#### Data listing
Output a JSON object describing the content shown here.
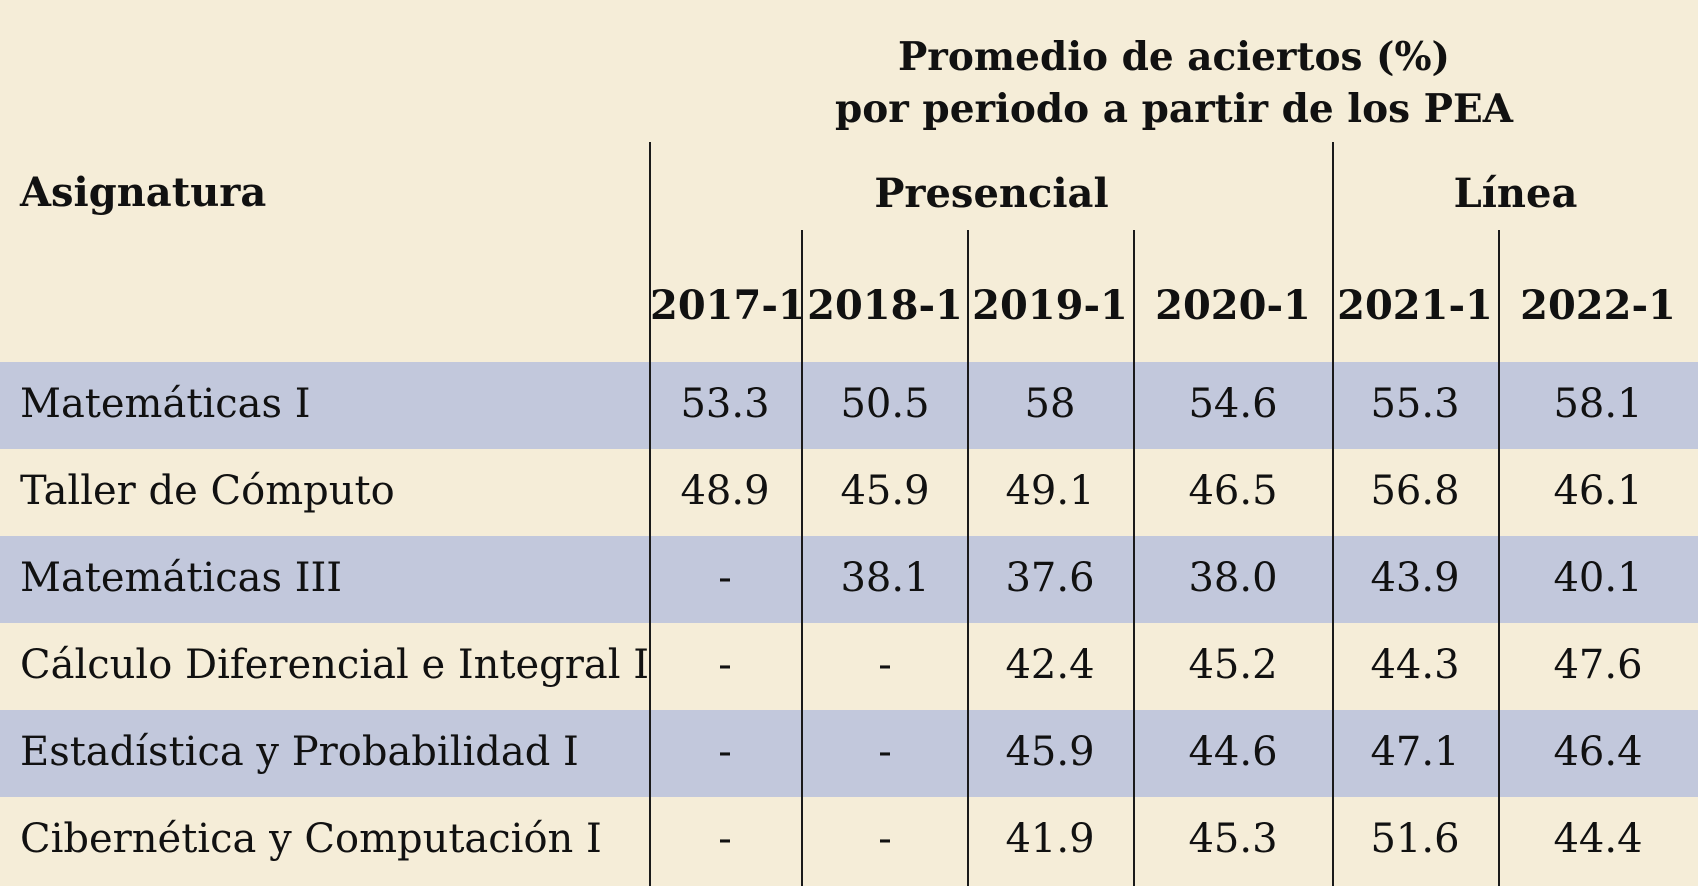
{
  "colors": {
    "background": "#f5edd8",
    "stripe": "#c2c8dc",
    "text": "#111111",
    "rule": "#1a1a1a"
  },
  "chart_data": {
    "type": "table",
    "title_line1": "Promedio de aciertos (%)",
    "title_line2": "por periodo a partir de los PEA",
    "row_header": "Asignatura",
    "groups": [
      {
        "name": "Presencial",
        "periods": [
          "2017-1",
          "2018-1",
          "2019-1",
          "2020-1"
        ]
      },
      {
        "name": "Línea",
        "periods": [
          "2021-1",
          "2022-1"
        ]
      }
    ],
    "columns": [
      "2017-1",
      "2018-1",
      "2019-1",
      "2020-1",
      "2021-1",
      "2022-1"
    ],
    "rows": [
      {
        "subject": "Matemáticas I",
        "values": [
          "53.3",
          "50.5",
          "58",
          "54.6",
          "55.3",
          "58.1"
        ]
      },
      {
        "subject": "Taller de Cómputo",
        "values": [
          "48.9",
          "45.9",
          "49.1",
          "46.5",
          "56.8",
          "46.1"
        ]
      },
      {
        "subject": "Matemáticas III",
        "values": [
          "-",
          "38.1",
          "37.6",
          "38.0",
          "43.9",
          "40.1"
        ]
      },
      {
        "subject": "Cálculo Diferencial e Integral I",
        "values": [
          "-",
          "-",
          "42.4",
          "45.2",
          "44.3",
          "47.6"
        ]
      },
      {
        "subject": "Estadística y Probabilidad I",
        "values": [
          "-",
          "-",
          "45.9",
          "44.6",
          "47.1",
          "46.4"
        ]
      },
      {
        "subject": "Cibernética y Computación I",
        "values": [
          "-",
          "-",
          "41.9",
          "45.3",
          "51.6",
          "44.4"
        ]
      }
    ],
    "striped_rows": [
      0,
      2,
      4
    ]
  }
}
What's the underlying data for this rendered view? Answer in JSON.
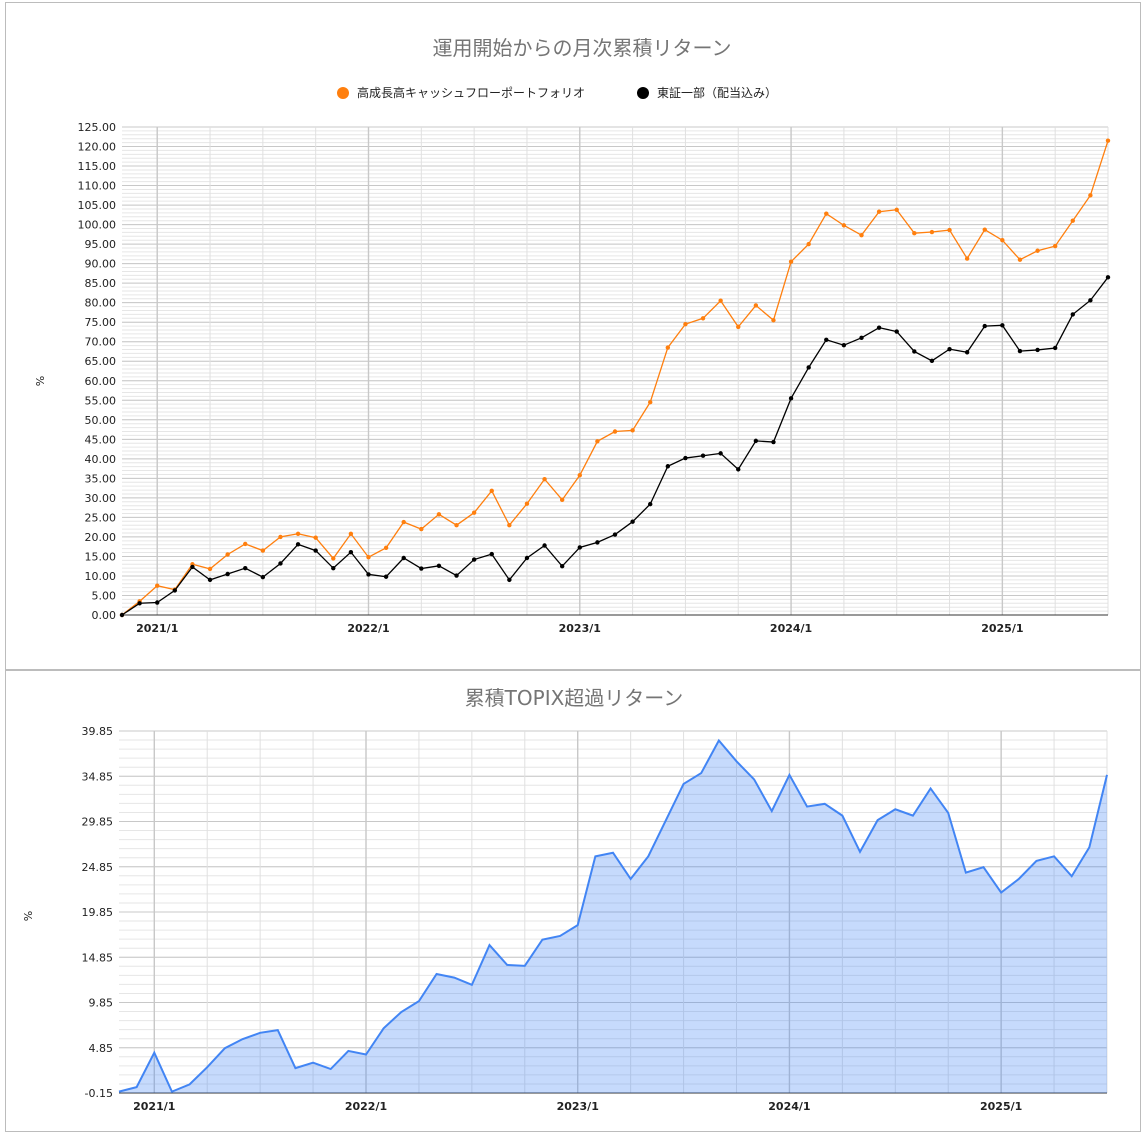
{
  "chart_data": [
    {
      "type": "line",
      "title": "運用開始からの月次累積リターン",
      "ylabel": "%",
      "ylim": [
        0,
        125
      ],
      "yticks": [
        "0.00",
        "5.00",
        "10.00",
        "15.00",
        "20.00",
        "25.00",
        "30.00",
        "35.00",
        "40.00",
        "45.00",
        "50.00",
        "55.00",
        "60.00",
        "65.00",
        "70.00",
        "75.00",
        "80.00",
        "85.00",
        "90.00",
        "95.00",
        "100.00",
        "105.00",
        "110.00",
        "115.00",
        "120.00",
        "125.00"
      ],
      "xlabels": [
        "2021/1",
        "2022/1",
        "2023/1",
        "2024/1",
        "2025/1"
      ],
      "x_start": "2020/11",
      "x_end": "2025/6",
      "grid": true,
      "legend_position": "top",
      "series": [
        {
          "name": "高成長高キャッシュフローポートフォリオ",
          "color": "#ff7f0e",
          "values": [
            0.0,
            3.5,
            7.5,
            6.5,
            13.0,
            11.8,
            15.5,
            18.2,
            16.5,
            20.0,
            20.8,
            19.8,
            14.5,
            20.8,
            14.8,
            17.2,
            23.8,
            22.0,
            25.8,
            23.0,
            26.2,
            31.8,
            23.0,
            28.5,
            34.8,
            29.5,
            35.8,
            44.5,
            47.0,
            47.3,
            54.5,
            68.5,
            74.5,
            76.0,
            80.5,
            73.8,
            79.3,
            75.5,
            90.5,
            95.0,
            102.8,
            99.8,
            97.3,
            103.3,
            103.8,
            97.8,
            98.1,
            98.6,
            91.3,
            98.7,
            96.0,
            91.0,
            93.3,
            94.5,
            101.0,
            107.5,
            121.5
          ]
        },
        {
          "name": "東証一部（配当込み）",
          "color": "#000000",
          "values": [
            0.0,
            3.0,
            3.2,
            6.3,
            12.3,
            9.0,
            10.5,
            12.0,
            9.7,
            13.2,
            18.1,
            16.5,
            12.0,
            16.1,
            10.4,
            9.8,
            14.6,
            11.9,
            12.6,
            10.1,
            14.2,
            15.6,
            9.0,
            14.6,
            17.8,
            12.5,
            17.3,
            18.6,
            20.6,
            23.9,
            28.4,
            38.1,
            40.2,
            40.8,
            41.4,
            37.3,
            44.6,
            44.3,
            55.5,
            63.4,
            70.5,
            69.1,
            71.0,
            73.6,
            72.6,
            67.5,
            65.1,
            68.1,
            67.3,
            74.0,
            74.2,
            67.6,
            67.9,
            68.4,
            77.0,
            80.6,
            86.5
          ]
        }
      ]
    },
    {
      "type": "area",
      "title": "累積TOPIX超過リターン",
      "ylabel": "%",
      "ylim": [
        -0.15,
        39.85
      ],
      "yticks": [
        "-0.15",
        "4.85",
        "9.85",
        "14.85",
        "19.85",
        "24.85",
        "29.85",
        "34.85",
        "39.85"
      ],
      "xlabels": [
        "2021/1",
        "2022/1",
        "2023/1",
        "2024/1",
        "2025/1"
      ],
      "x_start": "2020/11",
      "x_end": "2025/6",
      "grid": true,
      "series": [
        {
          "color": "#4285f4",
          "values": [
            0.0,
            0.5,
            4.3,
            0.0,
            0.8,
            2.7,
            4.8,
            5.8,
            6.5,
            6.8,
            2.6,
            3.2,
            2.5,
            4.5,
            4.1,
            7.0,
            8.8,
            10.0,
            13.0,
            12.6,
            11.8,
            16.2,
            14.0,
            13.9,
            16.8,
            17.2,
            18.4,
            26.0,
            26.4,
            23.5,
            26.0,
            30.0,
            34.0,
            35.2,
            38.8,
            36.5,
            34.5,
            31.0,
            35.0,
            31.5,
            31.8,
            30.5,
            26.5,
            30.0,
            31.2,
            30.5,
            33.5,
            30.8,
            24.2,
            24.8,
            22.0,
            23.5,
            25.5,
            26.0,
            23.8,
            27.0,
            35.0
          ]
        }
      ]
    }
  ]
}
########
> _Exercise aim_
Your task is to copy the entries in full and exactly, without any images.

> _Exercise response_
Output a JSON object describing the content shown here.
{
  "colors": {
    "background": "#f5edd8",
    "stripe": "#c2c8dc",
    "text": "#111111",
    "rule": "#1a1a1a"
  },
  "chart_data": {
    "type": "table",
    "title_line1": "Promedio de aciertos (%)",
    "title_line2": "por periodo a partir de los PEA",
    "row_header": "Asignatura",
    "groups": [
      {
        "name": "Presencial",
        "periods": [
          "2017-1",
          "2018-1",
          "2019-1",
          "2020-1"
        ]
      },
      {
        "name": "Línea",
        "periods": [
          "2021-1",
          "2022-1"
        ]
      }
    ],
    "columns": [
      "2017-1",
      "2018-1",
      "2019-1",
      "2020-1",
      "2021-1",
      "2022-1"
    ],
    "rows": [
      {
        "subject": "Matemáticas I",
        "values": [
          "53.3",
          "50.5",
          "58",
          "54.6",
          "55.3",
          "58.1"
        ]
      },
      {
        "subject": "Taller de Cómputo",
        "values": [
          "48.9",
          "45.9",
          "49.1",
          "46.5",
          "56.8",
          "46.1"
        ]
      },
      {
        "subject": "Matemáticas III",
        "values": [
          "-",
          "38.1",
          "37.6",
          "38.0",
          "43.9",
          "40.1"
        ]
      },
      {
        "subject": "Cálculo Diferencial e Integral I",
        "values": [
          "-",
          "-",
          "42.4",
          "45.2",
          "44.3",
          "47.6"
        ]
      },
      {
        "subject": "Estadística y Probabilidad I",
        "values": [
          "-",
          "-",
          "45.9",
          "44.6",
          "47.1",
          "46.4"
        ]
      },
      {
        "subject": "Cibernética y Computación I",
        "values": [
          "-",
          "-",
          "41.9",
          "45.3",
          "51.6",
          "44.4"
        ]
      }
    ],
    "striped_rows": [
      0,
      2,
      4
    ]
  }
}
What's the underlying data for this rendered view? Answer in JSON.
{
  "chart_data": [
    {
      "type": "line",
      "title": "運用開始からの月次累積リターン",
      "ylabel": "%",
      "ylim": [
        0,
        125
      ],
      "yticks": [
        "0.00",
        "5.00",
        "10.00",
        "15.00",
        "20.00",
        "25.00",
        "30.00",
        "35.00",
        "40.00",
        "45.00",
        "50.00",
        "55.00",
        "60.00",
        "65.00",
        "70.00",
        "75.00",
        "80.00",
        "85.00",
        "90.00",
        "95.00",
        "100.00",
        "105.00",
        "110.00",
        "115.00",
        "120.00",
        "125.00"
      ],
      "xlabels": [
        "2021/1",
        "2022/1",
        "2023/1",
        "2024/1",
        "2025/1"
      ],
      "x_start": "2020/11",
      "x_end": "2025/6",
      "grid": true,
      "legend_position": "top",
      "series": [
        {
          "name": "高成長高キャッシュフローポートフォリオ",
          "color": "#ff7f0e",
          "values": [
            0.0,
            3.5,
            7.5,
            6.5,
            13.0,
            11.8,
            15.5,
            18.2,
            16.5,
            20.0,
            20.8,
            19.8,
            14.5,
            20.8,
            14.8,
            17.2,
            23.8,
            22.0,
            25.8,
            23.0,
            26.2,
            31.8,
            23.0,
            28.5,
            34.8,
            29.5,
            35.8,
            44.5,
            47.0,
            47.3,
            54.5,
            68.5,
            74.5,
            76.0,
            80.5,
            73.8,
            79.3,
            75.5,
            90.5,
            95.0,
            102.8,
            99.8,
            97.3,
            103.3,
            103.8,
            97.8,
            98.1,
            98.6,
            91.3,
            98.7,
            96.0,
            91.0,
            93.3,
            94.5,
            101.0,
            107.5,
            121.5
          ]
        },
        {
          "name": "東証一部（配当込み）",
          "color": "#000000",
          "values": [
            0.0,
            3.0,
            3.2,
            6.3,
            12.3,
            9.0,
            10.5,
            12.0,
            9.7,
            13.2,
            18.1,
            16.5,
            12.0,
            16.1,
            10.4,
            9.8,
            14.6,
            11.9,
            12.6,
            10.1,
            14.2,
            15.6,
            9.0,
            14.6,
            17.8,
            12.5,
            17.3,
            18.6,
            20.6,
            23.9,
            28.4,
            38.1,
            40.2,
            40.8,
            41.4,
            37.3,
            44.6,
            44.3,
            55.5,
            63.4,
            70.5,
            69.1,
            71.0,
            73.6,
            72.6,
            67.5,
            65.1,
            68.1,
            67.3,
            74.0,
            74.2,
            67.6,
            67.9,
            68.4,
            77.0,
            80.6,
            86.5
          ]
        }
      ]
    },
    {
      "type": "area",
      "title": "累積TOPIX超過リターン",
      "ylabel": "%",
      "ylim": [
        -0.15,
        39.85
      ],
      "yticks": [
        "-0.15",
        "4.85",
        "9.85",
        "14.85",
        "19.85",
        "24.85",
        "29.85",
        "34.85",
        "39.85"
      ],
      "xlabels": [
        "2021/1",
        "2022/1",
        "2023/1",
        "2024/1",
        "2025/1"
      ],
      "x_start": "2020/11",
      "x_end": "2025/6",
      "grid": true,
      "series": [
        {
          "color": "#4285f4",
          "values": [
            0.0,
            0.5,
            4.3,
            0.0,
            0.8,
            2.7,
            4.8,
            5.8,
            6.5,
            6.8,
            2.6,
            3.2,
            2.5,
            4.5,
            4.1,
            7.0,
            8.8,
            10.0,
            13.0,
            12.6,
            11.8,
            16.2,
            14.0,
            13.9,
            16.8,
            17.2,
            18.4,
            26.0,
            26.4,
            23.5,
            26.0,
            30.0,
            34.0,
            35.2,
            38.8,
            36.5,
            34.5,
            31.0,
            35.0,
            31.5,
            31.8,
            30.5,
            26.5,
            30.0,
            31.2,
            30.5,
            33.5,
            30.8,
            24.2,
            24.8,
            22.0,
            23.5,
            25.5,
            26.0,
            23.8,
            27.0,
            35.0
          ]
        }
      ]
    }
  ]
}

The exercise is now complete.